Records from a collection

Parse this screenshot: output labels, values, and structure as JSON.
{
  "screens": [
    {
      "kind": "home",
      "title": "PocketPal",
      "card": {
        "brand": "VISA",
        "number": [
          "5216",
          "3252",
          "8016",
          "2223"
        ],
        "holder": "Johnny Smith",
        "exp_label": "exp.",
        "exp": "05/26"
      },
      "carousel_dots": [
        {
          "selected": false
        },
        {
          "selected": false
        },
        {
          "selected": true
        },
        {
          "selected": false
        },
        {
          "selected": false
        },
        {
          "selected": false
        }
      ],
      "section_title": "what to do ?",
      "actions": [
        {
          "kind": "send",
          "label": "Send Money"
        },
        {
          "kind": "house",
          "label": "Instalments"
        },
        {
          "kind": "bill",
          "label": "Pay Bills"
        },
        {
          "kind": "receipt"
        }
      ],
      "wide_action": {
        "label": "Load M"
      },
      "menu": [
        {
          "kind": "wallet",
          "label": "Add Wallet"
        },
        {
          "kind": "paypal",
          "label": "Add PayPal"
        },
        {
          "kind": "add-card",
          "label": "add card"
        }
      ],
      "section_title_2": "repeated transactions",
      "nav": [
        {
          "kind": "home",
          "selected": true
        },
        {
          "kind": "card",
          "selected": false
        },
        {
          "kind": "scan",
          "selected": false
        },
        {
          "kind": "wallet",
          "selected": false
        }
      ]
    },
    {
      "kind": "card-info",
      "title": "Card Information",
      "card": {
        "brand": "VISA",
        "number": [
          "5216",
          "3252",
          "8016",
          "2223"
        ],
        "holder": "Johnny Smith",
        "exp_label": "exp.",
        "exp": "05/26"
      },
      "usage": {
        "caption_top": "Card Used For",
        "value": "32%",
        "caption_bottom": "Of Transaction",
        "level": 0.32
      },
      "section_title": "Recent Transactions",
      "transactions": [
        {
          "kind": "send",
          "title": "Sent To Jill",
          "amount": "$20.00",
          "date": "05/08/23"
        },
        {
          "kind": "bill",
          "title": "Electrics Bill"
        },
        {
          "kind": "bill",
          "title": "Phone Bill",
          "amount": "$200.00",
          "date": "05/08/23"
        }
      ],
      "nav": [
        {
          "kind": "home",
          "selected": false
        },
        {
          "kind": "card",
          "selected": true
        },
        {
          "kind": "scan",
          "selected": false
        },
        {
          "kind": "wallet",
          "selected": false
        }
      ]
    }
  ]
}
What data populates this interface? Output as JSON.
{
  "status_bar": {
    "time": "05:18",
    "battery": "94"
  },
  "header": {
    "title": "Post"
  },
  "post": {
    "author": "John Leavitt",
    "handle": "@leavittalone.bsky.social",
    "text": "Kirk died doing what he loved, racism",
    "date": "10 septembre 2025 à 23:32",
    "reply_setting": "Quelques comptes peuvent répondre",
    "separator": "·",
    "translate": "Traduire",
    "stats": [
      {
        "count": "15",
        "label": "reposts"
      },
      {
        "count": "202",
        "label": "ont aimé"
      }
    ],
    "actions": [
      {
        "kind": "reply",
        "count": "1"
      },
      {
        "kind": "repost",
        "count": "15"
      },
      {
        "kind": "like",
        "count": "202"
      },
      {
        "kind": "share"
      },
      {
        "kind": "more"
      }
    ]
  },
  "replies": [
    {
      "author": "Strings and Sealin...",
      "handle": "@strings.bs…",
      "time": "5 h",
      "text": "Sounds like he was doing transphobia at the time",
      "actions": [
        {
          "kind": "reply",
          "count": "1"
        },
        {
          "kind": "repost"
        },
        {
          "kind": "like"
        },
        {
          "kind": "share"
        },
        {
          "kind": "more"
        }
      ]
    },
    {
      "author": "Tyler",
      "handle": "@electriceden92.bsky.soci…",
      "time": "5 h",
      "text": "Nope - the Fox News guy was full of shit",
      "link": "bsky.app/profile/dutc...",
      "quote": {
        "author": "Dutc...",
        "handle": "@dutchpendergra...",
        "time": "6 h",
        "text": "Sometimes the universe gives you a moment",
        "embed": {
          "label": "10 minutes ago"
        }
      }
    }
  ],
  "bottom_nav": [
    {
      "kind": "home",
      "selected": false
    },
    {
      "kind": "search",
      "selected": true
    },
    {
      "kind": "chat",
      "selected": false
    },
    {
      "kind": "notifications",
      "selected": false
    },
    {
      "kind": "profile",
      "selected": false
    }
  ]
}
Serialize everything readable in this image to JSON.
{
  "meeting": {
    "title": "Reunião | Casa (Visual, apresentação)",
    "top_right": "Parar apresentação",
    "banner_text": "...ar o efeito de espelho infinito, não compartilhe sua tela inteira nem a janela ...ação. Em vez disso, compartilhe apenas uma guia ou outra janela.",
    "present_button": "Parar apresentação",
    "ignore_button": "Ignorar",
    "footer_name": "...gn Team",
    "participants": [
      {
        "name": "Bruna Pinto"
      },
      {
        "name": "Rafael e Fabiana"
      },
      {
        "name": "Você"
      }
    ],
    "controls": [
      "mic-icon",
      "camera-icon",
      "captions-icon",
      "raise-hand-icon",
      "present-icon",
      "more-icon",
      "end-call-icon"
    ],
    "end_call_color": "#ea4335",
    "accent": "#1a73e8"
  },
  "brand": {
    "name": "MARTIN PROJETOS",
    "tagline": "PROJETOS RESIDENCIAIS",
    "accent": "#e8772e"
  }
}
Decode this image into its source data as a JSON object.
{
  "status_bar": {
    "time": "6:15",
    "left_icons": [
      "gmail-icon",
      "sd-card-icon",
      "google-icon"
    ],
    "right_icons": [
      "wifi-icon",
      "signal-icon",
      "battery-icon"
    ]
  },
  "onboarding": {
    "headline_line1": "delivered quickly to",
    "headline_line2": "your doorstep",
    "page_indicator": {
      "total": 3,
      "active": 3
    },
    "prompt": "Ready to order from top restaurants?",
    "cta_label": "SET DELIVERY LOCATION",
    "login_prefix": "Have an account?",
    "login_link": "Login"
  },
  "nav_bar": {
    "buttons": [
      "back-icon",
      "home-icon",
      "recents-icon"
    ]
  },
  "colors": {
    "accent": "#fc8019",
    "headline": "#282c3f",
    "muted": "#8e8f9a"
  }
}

### Written request
Select all lines in the listing above where the word "data" appears, and show them.

### Full output
What data populates this interface? Output as JSON.
Decode this image into its source data as a JSON object.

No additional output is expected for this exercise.